Scan the entries below and extract each line with the word "Delivery" in it.

--- start Data supplied ---

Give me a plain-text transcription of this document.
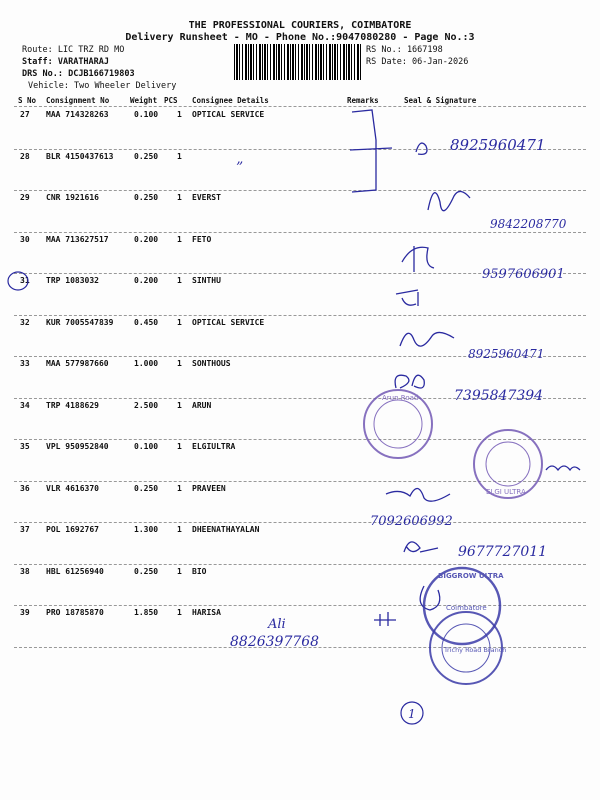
THE PROFESSIONAL COURIERS, COIMBATORE
Delivery Runsheet - MO - Phone No.:9047080280 - Page No.:3
Route: LIC TRZ RD MO
Staff: VARATHARAJ
DRS No.: DCJB166719803
Vehicle: Two Wheeler Delivery
RS No.: 1667198
RS Date: 06-Jan-2026
S No Consignment No	Weight PCS Consignee Details	Remarks	Seal & Signature
27 MAA 714328263	0.100 1 OPTICAL SERVICE
28 BLR 4150437613	0.250 1
29 CNR 1921616	0.250 1 EVERST
30 MAA 713627517	0.200 1 FETO
31 TRP 1083032	0.200 1 SINTHU
32 KUR 7005547839	0.450 1 OPTICAL SERVICE
33 MAA 577987660	1.000 1 SONTHOUS
34 TRP 4188629	2.500 1 ARUN
35 VPL 950952840	0.100 1 ELGIULTRA
36 VLR 4616370	0.250 1 PRAVEEN
37 POL 1692767	1.300 1 DHEENATHAYALAN
38 HBL 61256940	0.250 1 BIO
39 PRO 18785870	1.850 1 HARISA
8925960471
”
9842208770
9597606901
8925960471
7395847394
7092606992
9677727011
Ali
8826397768
1
Arun Road
ELGI ULTRA
BIGGROW ULTRA
Coimbatore
Trichy Road Branch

--- end Data supplied ---

## Final answer
Delivery Runsheet - MO - Phone No.:9047080280 - Page No.:3
Vehicle: Two Wheeler Delivery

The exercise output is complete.